= Exercise details =
Repeat the whole of the data, keeping every detail the same.

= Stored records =
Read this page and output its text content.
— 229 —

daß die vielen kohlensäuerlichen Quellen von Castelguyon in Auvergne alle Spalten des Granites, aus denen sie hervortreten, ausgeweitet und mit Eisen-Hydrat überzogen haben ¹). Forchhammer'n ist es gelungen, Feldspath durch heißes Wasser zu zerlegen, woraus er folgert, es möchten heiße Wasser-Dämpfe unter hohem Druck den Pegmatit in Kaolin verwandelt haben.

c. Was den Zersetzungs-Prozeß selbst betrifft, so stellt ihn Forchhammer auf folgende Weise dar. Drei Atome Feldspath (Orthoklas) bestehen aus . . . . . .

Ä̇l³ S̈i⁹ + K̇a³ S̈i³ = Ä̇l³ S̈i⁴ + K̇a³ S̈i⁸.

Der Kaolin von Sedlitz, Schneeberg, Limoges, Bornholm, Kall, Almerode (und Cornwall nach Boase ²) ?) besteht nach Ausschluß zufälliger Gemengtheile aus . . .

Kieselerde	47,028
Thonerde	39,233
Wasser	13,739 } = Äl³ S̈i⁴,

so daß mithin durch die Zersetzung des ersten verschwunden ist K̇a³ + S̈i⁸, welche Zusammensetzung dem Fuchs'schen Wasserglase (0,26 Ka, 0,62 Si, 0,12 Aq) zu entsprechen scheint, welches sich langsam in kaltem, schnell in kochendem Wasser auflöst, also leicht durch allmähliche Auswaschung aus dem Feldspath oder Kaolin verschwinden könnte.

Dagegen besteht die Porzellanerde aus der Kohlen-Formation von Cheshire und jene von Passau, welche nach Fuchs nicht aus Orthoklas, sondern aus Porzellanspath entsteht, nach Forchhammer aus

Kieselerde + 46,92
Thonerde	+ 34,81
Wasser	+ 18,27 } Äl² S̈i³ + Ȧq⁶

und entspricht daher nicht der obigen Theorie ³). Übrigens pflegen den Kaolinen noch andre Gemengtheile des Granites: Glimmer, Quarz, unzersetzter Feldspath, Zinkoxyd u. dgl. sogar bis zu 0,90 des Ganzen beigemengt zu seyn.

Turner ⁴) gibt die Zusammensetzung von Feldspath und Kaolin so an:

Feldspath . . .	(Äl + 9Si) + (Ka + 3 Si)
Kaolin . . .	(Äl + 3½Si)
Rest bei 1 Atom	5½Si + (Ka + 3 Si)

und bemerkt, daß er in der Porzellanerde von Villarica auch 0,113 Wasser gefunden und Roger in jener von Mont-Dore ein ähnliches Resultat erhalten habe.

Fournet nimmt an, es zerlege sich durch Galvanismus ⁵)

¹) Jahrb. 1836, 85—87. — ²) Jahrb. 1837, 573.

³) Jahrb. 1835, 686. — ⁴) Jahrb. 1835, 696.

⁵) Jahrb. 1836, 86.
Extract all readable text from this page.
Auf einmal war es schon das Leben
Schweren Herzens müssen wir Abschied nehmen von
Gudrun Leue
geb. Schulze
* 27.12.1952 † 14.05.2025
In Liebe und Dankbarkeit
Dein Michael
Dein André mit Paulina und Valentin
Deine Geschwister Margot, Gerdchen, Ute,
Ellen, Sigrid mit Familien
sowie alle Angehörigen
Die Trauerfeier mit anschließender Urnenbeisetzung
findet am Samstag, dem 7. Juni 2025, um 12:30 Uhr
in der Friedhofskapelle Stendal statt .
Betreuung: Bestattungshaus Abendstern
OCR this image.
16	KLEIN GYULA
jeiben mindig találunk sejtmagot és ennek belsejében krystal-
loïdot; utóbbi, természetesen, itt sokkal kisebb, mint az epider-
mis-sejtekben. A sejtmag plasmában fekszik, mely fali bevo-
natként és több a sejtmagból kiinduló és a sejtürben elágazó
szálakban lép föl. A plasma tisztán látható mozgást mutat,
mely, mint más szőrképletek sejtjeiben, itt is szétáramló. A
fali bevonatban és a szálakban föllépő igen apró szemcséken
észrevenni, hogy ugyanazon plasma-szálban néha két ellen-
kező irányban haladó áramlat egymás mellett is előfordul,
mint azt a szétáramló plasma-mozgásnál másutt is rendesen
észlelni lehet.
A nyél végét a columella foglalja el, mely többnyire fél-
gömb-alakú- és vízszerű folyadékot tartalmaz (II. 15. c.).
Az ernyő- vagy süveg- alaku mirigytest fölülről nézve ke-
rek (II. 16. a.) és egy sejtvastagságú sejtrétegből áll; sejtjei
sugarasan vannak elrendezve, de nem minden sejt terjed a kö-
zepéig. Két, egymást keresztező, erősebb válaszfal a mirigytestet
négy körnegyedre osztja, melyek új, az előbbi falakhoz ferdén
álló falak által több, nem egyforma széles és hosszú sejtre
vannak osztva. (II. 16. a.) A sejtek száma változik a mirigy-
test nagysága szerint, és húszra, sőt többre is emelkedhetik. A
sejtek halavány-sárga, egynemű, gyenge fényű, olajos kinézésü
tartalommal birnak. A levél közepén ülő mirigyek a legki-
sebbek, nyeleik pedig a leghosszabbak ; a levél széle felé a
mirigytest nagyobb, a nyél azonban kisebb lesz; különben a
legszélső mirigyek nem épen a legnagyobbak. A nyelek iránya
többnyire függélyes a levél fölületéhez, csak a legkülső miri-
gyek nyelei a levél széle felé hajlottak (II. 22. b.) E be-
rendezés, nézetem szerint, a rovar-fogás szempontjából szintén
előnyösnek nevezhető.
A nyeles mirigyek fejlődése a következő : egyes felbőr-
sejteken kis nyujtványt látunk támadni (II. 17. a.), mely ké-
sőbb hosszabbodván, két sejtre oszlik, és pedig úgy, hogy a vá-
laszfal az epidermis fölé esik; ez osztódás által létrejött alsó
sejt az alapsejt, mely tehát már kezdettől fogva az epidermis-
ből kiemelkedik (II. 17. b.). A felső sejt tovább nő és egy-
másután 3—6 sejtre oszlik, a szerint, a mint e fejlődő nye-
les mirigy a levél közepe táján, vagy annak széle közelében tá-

= Solution for this task =
Read this page and output its text content.
— 229 —

daß die vielen kohlensäuerlichen Quellen von Castelguyon in Auvergne alle Spalten des Granites, aus denen sie hervortreten, ausgeweitet und mit Eisen-Hydrat überzogen haben ¹). Forchhammer'n ist es gelungen, Feldspath durch heißes Wasser zu zerlegen, woraus er folgert, es möchten heiße Wasser-Dämpfe unter hohem Druck den Pegmatit in Kaolin verwandelt haben.

c. Was den Zersetzungs-Prozeß selbst betrifft, so stellt ihn Forchhammer auf folgende Weise dar. Drei Atome Feldspath (Orthoklas) bestehen aus . . . . . .

Ä̇l³ S̈i⁹ + K̇a³ S̈i³ = Ä̇l³ S̈i⁴ + K̇a³ S̈i⁸.

Der Kaolin von Sedlitz, Schneeberg, Limoges, Bornholm, Kall, Almerode (und Cornwall nach Boase ²) ?) besteht nach Ausschluß zufälliger Gemengtheile aus . . .

Kieselerde	47,028
Thonerde	39,233
Wasser	13,739 } = Äl³ S̈i⁴,

so daß mithin durch die Zersetzung des ersten verschwunden ist K̇a³ + S̈i⁸, welche Zusammensetzung dem Fuchs'schen Wasserglase (0,26 Ka, 0,62 Si, 0,12 Aq) zu entsprechen scheint, welches sich langsam in kaltem, schnell in kochendem Wasser auflöst, also leicht durch allmähliche Auswaschung aus dem Feldspath oder Kaolin verschwinden könnte.

Dagegen besteht die Porzellanerde aus der Kohlen-Formation von Cheshire und jene von Passau, welche nach Fuchs nicht aus Orthoklas, sondern aus Porzellanspath entsteht, nach Forchhammer aus

Kieselerde + 46,92
Thonerde	+ 34,81
Wasser	+ 18,27 } Äl² S̈i³ + Ȧq⁶

und entspricht daher nicht der obigen Theorie ³). Übrigens pflegen den Kaolinen noch andre Gemengtheile des Granites: Glimmer, Quarz, unzersetzter Feldspath, Zinkoxyd u. dgl. sogar bis zu 0,90 des Ganzen beigemengt zu seyn.

Turner ⁴) gibt die Zusammensetzung von Feldspath und Kaolin so an:

Feldspath . . .	(Äl + 9Si) + (Ka + 3 Si)
Kaolin . . .	(Äl + 3½Si)
Rest bei 1 Atom	5½Si + (Ka + 3 Si)

und bemerkt, daß er in der Porzellanerde von Villarica auch 0,113 Wasser gefunden und Roger in jener von Mont-Dore ein ähnliches Resultat erhalten habe.

Fournet nimmt an, es zerlege sich durch Galvanismus ⁵)

¹) Jahrb. 1836, 85—87. — ²) Jahrb. 1837, 573.

³) Jahrb. 1835, 686. — ⁴) Jahrb. 1835, 696.

⁵) Jahrb. 1836, 86.
Extract all readable text from this page.
Auf einmal war es schon das Leben
Schweren Herzens müssen wir Abschied nehmen von
Gudrun Leue
geb. Schulze
* 27.12.1952 † 14.05.2025
In Liebe und Dankbarkeit
Dein Michael
Dein André mit Paulina und Valentin
Deine Geschwister Margot, Gerdchen, Ute,
Ellen, Sigrid mit Familien
sowie alle Angehörigen
Die Trauerfeier mit anschließender Urnenbeisetzung
findet am Samstag, dem 7. Juni 2025, um 12:30 Uhr
in der Friedhofskapelle Stendal statt .
Betreuung: Bestattungshaus Abendstern
OCR this image.
16	KLEIN GYULA
jeiben mindig találunk sejtmagot és ennek belsejében krystal-
loïdot; utóbbi, természetesen, itt sokkal kisebb, mint az epider-
mis-sejtekben. A sejtmag plasmában fekszik, mely fali bevo-
natként és több a sejtmagból kiinduló és a sejtürben elágazó
szálakban lép föl. A plasma tisztán látható mozgást mutat,
mely, mint más szőrképletek sejtjeiben, itt is szétáramló. A
fali bevonatban és a szálakban föllépő igen apró szemcséken
észrevenni, hogy ugyanazon plasma-szálban néha két ellen-
kező irányban haladó áramlat egymás mellett is előfordul,
mint azt a szétáramló plasma-mozgásnál másutt is rendesen
észlelni lehet.
A nyél végét a columella foglalja el, mely többnyire fél-
gömb-alakú- és vízszerű folyadékot tartalmaz (II. 15. c.).
Az ernyő- vagy süveg- alaku mirigytest fölülről nézve ke-
rek (II. 16. a.) és egy sejtvastagságú sejtrétegből áll; sejtjei
sugarasan vannak elrendezve, de nem minden sejt terjed a kö-
zepéig. Két, egymást keresztező, erősebb válaszfal a mirigytestet
négy körnegyedre osztja, melyek új, az előbbi falakhoz ferdén
álló falak által több, nem egyforma széles és hosszú sejtre
vannak osztva. (II. 16. a.) A sejtek száma változik a mirigy-
test nagysága szerint, és húszra, sőt többre is emelkedhetik. A
sejtek halavány-sárga, egynemű, gyenge fényű, olajos kinézésü
tartalommal birnak. A levél közepén ülő mirigyek a legki-
sebbek, nyeleik pedig a leghosszabbak ; a levél széle felé a
mirigytest nagyobb, a nyél azonban kisebb lesz; különben a
legszélső mirigyek nem épen a legnagyobbak. A nyelek iránya
többnyire függélyes a levél fölületéhez, csak a legkülső miri-
gyek nyelei a levél széle felé hajlottak (II. 22. b.) E be-
rendezés, nézetem szerint, a rovar-fogás szempontjából szintén
előnyösnek nevezhető.
A nyeles mirigyek fejlődése a következő : egyes felbőr-
sejteken kis nyujtványt látunk támadni (II. 17. a.), mely ké-
sőbb hosszabbodván, két sejtre oszlik, és pedig úgy, hogy a vá-
laszfal az epidermis fölé esik; ez osztódás által létrejött alsó
sejt az alapsejt, mely tehát már kezdettől fogva az epidermis-
ből kiemelkedik (II. 17. b.). A felső sejt tovább nő és egy-
másután 3—6 sejtre oszlik, a szerint, a mint e fejlődő nye-
les mirigy a levél közepe táján, vagy annak széle közelében tá-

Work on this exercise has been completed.